*** THE DATA ***

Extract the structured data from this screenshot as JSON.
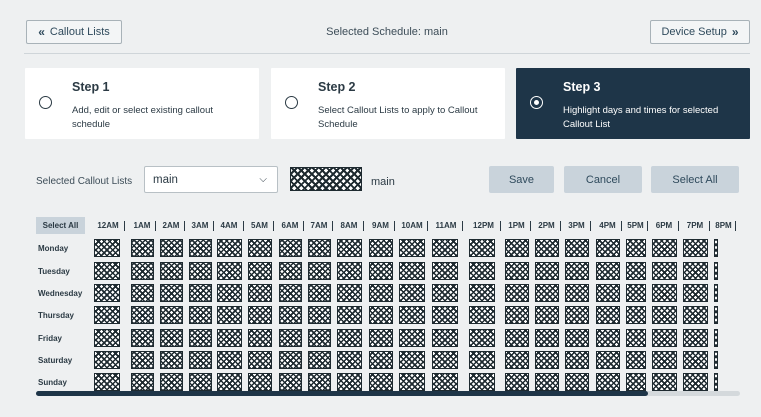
{
  "header": {
    "back_label": "Callout Lists",
    "title": "Selected Schedule: main",
    "device_label": "Device Setup"
  },
  "steps": [
    {
      "title": "Step 1",
      "desc": "Add, edit or select existing callout schedule",
      "active": false
    },
    {
      "title": "Step 2",
      "desc": "Select Callout Lists to apply to Callout Schedule",
      "active": false
    },
    {
      "title": "Step 3",
      "desc": "Highlight days and times for selected Callout List",
      "active": true
    }
  ],
  "callout": {
    "label": "Selected Callout Lists",
    "selected": "main",
    "swatch_label": "main"
  },
  "actions": {
    "save": "Save",
    "cancel": "Cancel",
    "select_all": "Select All"
  },
  "grid": {
    "select_all": "Select All",
    "hours": [
      "12AM",
      "1AM",
      "2AM",
      "3AM",
      "4AM",
      "5AM",
      "6AM",
      "7AM",
      "8AM",
      "9AM",
      "10AM",
      "11AM",
      "12PM",
      "1PM",
      "2PM",
      "3PM",
      "4PM",
      "5PM",
      "6PM",
      "7PM",
      "8PM"
    ],
    "days": [
      "Monday",
      "Tuesday",
      "Wednesday",
      "Thursday",
      "Friday",
      "Saturday",
      "Sunday"
    ]
  },
  "colors": {
    "active_step": "#1e3548",
    "button_fill": "#c9d3db",
    "background": "#eef0f1"
  }
}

***

Every record gets retyped exactly; no picture goes into the copy.

Extract the structured data from this screenshot as JSON.
{
  "header": {
    "back_label": "Callout Lists",
    "title": "Selected Schedule: main",
    "device_label": "Device Setup"
  },
  "steps": [
    {
      "title": "Step 1",
      "desc": "Add, edit or select existing callout schedule",
      "active": false
    },
    {
      "title": "Step 2",
      "desc": "Select Callout Lists to apply to Callout Schedule",
      "active": false
    },
    {
      "title": "Step 3",
      "desc": "Highlight days and times for selected Callout List",
      "active": true
    }
  ],
  "callout": {
    "label": "Selected Callout Lists",
    "selected": "main",
    "swatch_label": "main"
  },
  "actions": {
    "save": "Save",
    "cancel": "Cancel",
    "select_all": "Select All"
  },
  "grid": {
    "select_all": "Select All",
    "hours": [
      "12AM",
      "1AM",
      "2AM",
      "3AM",
      "4AM",
      "5AM",
      "6AM",
      "7AM",
      "8AM",
      "9AM",
      "10AM",
      "11AM",
      "12PM",
      "1PM",
      "2PM",
      "3PM",
      "4PM",
      "5PM",
      "6PM",
      "7PM",
      "8PM"
    ],
    "days": [
      "Monday",
      "Tuesday",
      "Wednesday",
      "Thursday",
      "Friday",
      "Saturday",
      "Sunday"
    ]
  },
  "colors": {
    "active_step": "#1e3548",
    "button_fill": "#c9d3db",
    "background": "#eef0f1"
  }
}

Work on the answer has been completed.